• Written request:
Transcribe the records that follow exactly. Skip the pictures.

• Records to use:
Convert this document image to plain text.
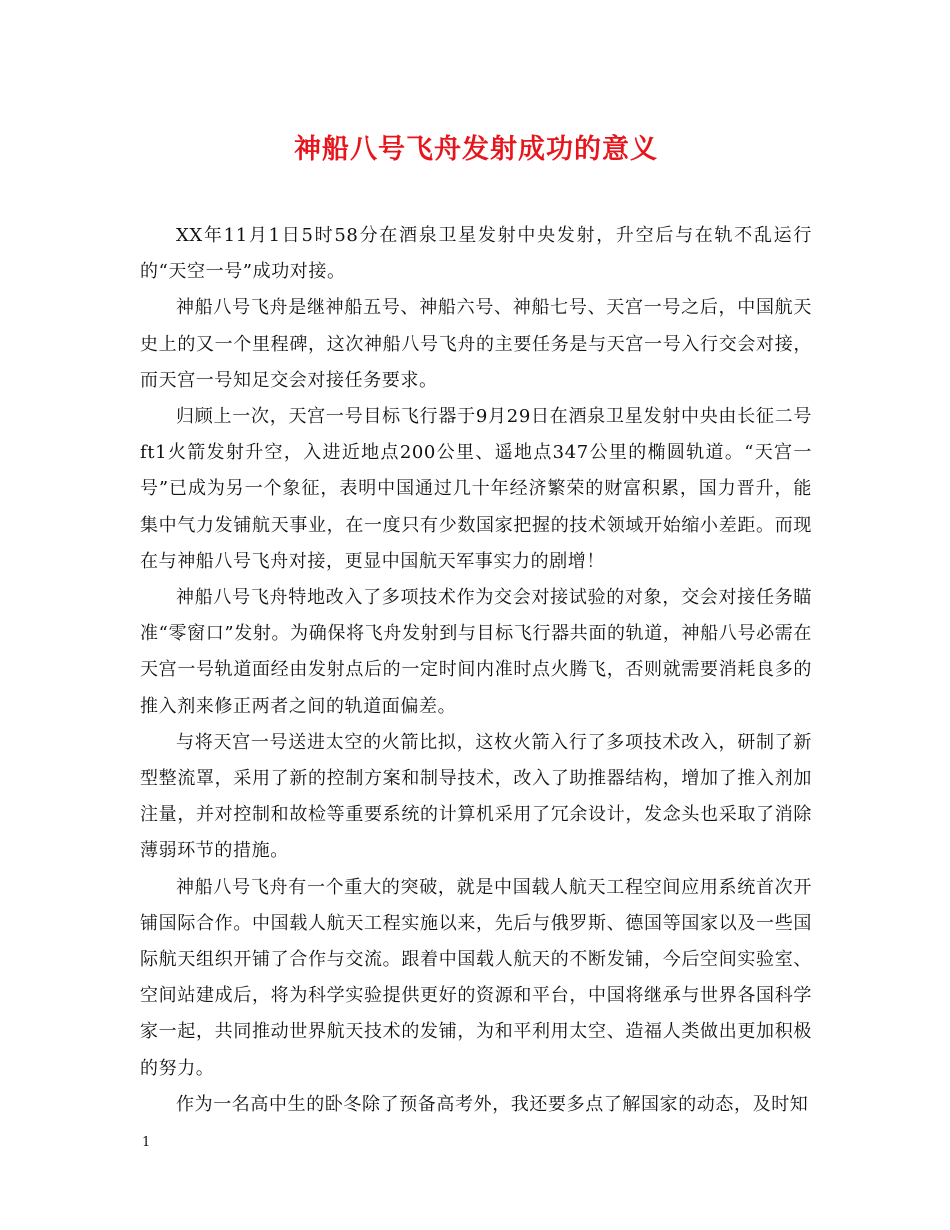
神船八号飞舟发射成功的意义

XX年11月1日5时58分在酒泉卫星发射中央发射，升空后与在轨不乱运行的“天空一号”成功对接。

神船八号飞舟是继神船五号、神船六号、神船七号、天宫一号之后，中国航天史上的又一个里程碑，这次神船八号飞舟的主要任务是与天宫一号入行交会对接，而天宫一号知足交会对接任务要求。

归顾上一次，天宫一号目标飞行器于9月29日在酒泉卫星发射中央由长征二号ft1火箭发射升空，入进近地点200公里、遥地点347公里的椭圆轨道。“天宫一号”已成为另一个象征，表明中国通过几十年经济繁荣的财富积累，国力晋升，能集中气力发铺航天事业，在一度只有少数国家把握的技术领域开始缩小差距。而现在与神船八号飞舟对接，更显中国航天军事实力的剧增！

神船八号飞舟特地改入了多项技术作为交会对接试验的对象，交会对接任务瞄准“零窗口”发射。为确保将飞舟发射到与目标飞行器共面的轨道，神船八号必需在天宫一号轨道面经由发射点后的一定时间内准时点火腾飞，否则就需要消耗良多的推入剂来修正两者之间的轨道面偏差。

与将天宫一号送进太空的火箭比拟，这枚火箭入行了多项技术改入，研制了新型整流罩，采用了新的控制方案和制导技术，改入了助推器结构，增加了推入剂加注量，并对控制和故检等重要系统的计算机采用了冗余设计，发念头也采取了消除薄弱环节的措施。

神船八号飞舟有一个重大的突破，就是中国载人航天工程空间应用系统首次开铺国际合作。中国载人航天工程实施以来，先后与俄罗斯、德国等国家以及一些国际航天组织开铺了合作与交流。跟着中国载人航天的不断发铺，今后空间实验室、空间站建成后，将为科学实验提供更好的资源和平台，中国将继承与世界各国科学家一起，共同推动世界航天技术的发铺，为和平利用太空、造福人类做出更加积极的努力。

作为一名高中生的卧冬除了预备高考外，我还要多点了解国家的动态，及时知

1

• Problem solution:
Convert this document image to plain text.
神船八号飞舟发射成功的意义

XX年11月1日5时58分在酒泉卫星发射中央发射，升空后与在轨不乱运行的“天空一号”成功对接。

神船八号飞舟是继神船五号、神船六号、神船七号、天宫一号之后，中国航天史上的又一个里程碑，这次神船八号飞舟的主要任务是与天宫一号入行交会对接，而天宫一号知足交会对接任务要求。

归顾上一次，天宫一号目标飞行器于9月29日在酒泉卫星发射中央由长征二号ft1火箭发射升空，入进近地点200公里、遥地点347公里的椭圆轨道。“天宫一号”已成为另一个象征，表明中国通过几十年经济繁荣的财富积累，国力晋升，能集中气力发铺航天事业，在一度只有少数国家把握的技术领域开始缩小差距。而现在与神船八号飞舟对接，更显中国航天军事实力的剧增！

神船八号飞舟特地改入了多项技术作为交会对接试验的对象，交会对接任务瞄准“零窗口”发射。为确保将飞舟发射到与目标飞行器共面的轨道，神船八号必需在天宫一号轨道面经由发射点后的一定时间内准时点火腾飞，否则就需要消耗良多的推入剂来修正两者之间的轨道面偏差。

与将天宫一号送进太空的火箭比拟，这枚火箭入行了多项技术改入，研制了新型整流罩，采用了新的控制方案和制导技术，改入了助推器结构，增加了推入剂加注量，并对控制和故检等重要系统的计算机采用了冗余设计，发念头也采取了消除薄弱环节的措施。

神船八号飞舟有一个重大的突破，就是中国载人航天工程空间应用系统首次开铺国际合作。中国载人航天工程实施以来，先后与俄罗斯、德国等国家以及一些国际航天组织开铺了合作与交流。跟着中国载人航天的不断发铺，今后空间实验室、空间站建成后，将为科学实验提供更好的资源和平台，中国将继承与世界各国科学家一起，共同推动世界航天技术的发铺，为和平利用太空、造福人类做出更加积极的努力。

作为一名高中生的卧冬除了预备高考外，我还要多点了解国家的动态，及时知

1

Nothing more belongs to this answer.